▶ _THE EXERCISE_:
All lines in which the word "kind" occurs are to be extracted.

▶ _DATA TO PROCESS_:
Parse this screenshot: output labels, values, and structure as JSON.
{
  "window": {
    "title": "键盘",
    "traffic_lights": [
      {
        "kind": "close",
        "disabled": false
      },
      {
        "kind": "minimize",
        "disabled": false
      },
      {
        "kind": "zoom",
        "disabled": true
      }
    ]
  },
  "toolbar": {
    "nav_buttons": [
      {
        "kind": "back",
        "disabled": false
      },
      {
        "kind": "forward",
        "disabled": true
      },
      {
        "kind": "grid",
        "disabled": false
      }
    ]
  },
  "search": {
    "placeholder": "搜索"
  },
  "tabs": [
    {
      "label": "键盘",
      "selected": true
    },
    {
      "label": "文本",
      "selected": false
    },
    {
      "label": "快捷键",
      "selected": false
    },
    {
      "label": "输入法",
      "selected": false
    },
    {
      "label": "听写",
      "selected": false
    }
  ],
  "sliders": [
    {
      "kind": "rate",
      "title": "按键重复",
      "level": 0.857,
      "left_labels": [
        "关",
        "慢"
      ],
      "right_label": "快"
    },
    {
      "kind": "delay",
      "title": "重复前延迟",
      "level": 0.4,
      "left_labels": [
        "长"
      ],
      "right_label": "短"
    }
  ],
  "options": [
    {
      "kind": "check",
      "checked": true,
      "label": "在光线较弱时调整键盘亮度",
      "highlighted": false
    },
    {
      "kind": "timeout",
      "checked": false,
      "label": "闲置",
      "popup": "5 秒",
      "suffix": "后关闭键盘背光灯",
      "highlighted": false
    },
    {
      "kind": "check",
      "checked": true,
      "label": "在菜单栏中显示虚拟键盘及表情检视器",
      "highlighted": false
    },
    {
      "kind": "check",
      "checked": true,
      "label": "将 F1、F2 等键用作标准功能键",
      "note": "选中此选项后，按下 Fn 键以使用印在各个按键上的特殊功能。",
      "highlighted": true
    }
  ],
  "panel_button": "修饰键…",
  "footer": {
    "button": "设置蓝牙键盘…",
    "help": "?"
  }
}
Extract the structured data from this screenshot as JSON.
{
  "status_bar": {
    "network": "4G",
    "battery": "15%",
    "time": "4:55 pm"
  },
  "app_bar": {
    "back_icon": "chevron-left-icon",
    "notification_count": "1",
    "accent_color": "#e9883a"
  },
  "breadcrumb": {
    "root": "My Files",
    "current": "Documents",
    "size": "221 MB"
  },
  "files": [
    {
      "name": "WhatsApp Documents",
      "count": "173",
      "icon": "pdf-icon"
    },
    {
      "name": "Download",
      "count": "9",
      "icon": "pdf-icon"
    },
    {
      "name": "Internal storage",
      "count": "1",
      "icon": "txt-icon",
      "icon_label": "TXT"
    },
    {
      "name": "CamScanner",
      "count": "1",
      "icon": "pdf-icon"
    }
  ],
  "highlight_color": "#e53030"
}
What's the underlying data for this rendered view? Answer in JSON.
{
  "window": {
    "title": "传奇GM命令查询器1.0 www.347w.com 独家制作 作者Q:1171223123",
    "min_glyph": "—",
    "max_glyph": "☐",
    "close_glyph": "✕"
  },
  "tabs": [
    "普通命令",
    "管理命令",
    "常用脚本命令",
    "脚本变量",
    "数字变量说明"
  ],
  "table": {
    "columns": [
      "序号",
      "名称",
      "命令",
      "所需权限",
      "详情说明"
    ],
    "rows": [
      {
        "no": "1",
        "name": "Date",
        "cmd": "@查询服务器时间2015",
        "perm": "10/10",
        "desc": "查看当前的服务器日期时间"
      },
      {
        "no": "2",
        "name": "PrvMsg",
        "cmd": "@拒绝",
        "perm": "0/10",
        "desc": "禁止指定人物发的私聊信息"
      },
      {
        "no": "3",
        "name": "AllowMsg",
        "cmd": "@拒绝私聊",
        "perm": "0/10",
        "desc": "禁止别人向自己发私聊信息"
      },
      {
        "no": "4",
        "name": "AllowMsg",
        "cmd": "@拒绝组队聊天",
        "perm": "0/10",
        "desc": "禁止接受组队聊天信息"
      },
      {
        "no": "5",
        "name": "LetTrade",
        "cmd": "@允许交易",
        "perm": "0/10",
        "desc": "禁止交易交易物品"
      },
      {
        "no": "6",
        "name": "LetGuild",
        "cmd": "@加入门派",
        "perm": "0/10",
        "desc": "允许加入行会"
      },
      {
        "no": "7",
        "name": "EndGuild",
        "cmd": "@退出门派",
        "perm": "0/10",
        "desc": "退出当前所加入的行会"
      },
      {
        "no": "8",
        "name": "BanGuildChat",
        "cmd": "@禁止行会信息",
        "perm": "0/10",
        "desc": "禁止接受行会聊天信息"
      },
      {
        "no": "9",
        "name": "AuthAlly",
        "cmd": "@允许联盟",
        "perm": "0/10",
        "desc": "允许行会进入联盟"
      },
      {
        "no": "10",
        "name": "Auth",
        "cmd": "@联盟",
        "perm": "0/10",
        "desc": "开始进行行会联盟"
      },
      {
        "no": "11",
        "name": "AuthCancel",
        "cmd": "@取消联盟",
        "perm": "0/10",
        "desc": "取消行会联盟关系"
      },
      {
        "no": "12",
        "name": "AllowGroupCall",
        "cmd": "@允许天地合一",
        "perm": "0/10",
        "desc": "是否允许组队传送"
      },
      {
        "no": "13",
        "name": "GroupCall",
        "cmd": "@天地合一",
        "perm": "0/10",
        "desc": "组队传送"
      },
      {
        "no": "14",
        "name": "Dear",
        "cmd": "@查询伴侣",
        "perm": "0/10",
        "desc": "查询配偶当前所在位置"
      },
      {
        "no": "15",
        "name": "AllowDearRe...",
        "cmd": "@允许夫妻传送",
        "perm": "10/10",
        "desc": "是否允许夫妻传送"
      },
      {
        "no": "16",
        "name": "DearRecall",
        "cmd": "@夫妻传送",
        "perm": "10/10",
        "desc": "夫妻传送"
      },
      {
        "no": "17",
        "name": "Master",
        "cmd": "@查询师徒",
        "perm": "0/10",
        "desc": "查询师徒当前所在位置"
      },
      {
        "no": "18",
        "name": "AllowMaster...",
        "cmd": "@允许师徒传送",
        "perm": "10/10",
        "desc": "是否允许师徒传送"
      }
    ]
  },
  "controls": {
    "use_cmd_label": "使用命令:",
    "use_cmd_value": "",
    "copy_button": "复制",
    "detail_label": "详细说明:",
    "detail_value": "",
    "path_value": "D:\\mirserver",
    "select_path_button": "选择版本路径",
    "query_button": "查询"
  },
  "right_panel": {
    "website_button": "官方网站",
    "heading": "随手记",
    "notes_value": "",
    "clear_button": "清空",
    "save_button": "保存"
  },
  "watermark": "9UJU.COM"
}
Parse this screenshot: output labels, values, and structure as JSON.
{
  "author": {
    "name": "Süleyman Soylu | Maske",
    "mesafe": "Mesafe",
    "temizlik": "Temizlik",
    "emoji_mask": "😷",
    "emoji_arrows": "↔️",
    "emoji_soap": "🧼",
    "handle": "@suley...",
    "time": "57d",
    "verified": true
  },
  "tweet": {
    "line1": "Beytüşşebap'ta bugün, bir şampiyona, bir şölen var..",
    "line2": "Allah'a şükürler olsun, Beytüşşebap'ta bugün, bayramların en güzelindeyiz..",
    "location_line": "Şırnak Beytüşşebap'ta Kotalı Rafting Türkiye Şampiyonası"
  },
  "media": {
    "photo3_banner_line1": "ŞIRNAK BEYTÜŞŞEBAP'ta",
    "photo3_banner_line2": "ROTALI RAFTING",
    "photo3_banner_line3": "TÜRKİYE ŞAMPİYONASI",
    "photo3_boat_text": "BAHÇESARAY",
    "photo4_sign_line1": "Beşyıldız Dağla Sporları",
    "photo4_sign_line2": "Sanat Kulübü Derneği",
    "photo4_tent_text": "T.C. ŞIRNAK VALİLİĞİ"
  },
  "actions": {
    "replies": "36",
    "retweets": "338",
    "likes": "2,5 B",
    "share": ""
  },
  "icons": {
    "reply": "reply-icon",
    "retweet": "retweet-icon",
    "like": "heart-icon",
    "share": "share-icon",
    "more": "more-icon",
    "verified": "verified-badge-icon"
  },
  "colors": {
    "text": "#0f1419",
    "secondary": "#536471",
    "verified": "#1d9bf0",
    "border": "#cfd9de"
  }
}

▶ _EXERCISE ANSWER_:
        "kind": "close",
        "kind": "minimize",
        "kind": "zoom",
        "kind": "back",
        "kind": "forward",
        "kind": "grid",
      "kind": "rate",
      "kind": "delay",
      "kind": "check",
      "kind": "timeout",
      "kind": "check",
      "kind": "check",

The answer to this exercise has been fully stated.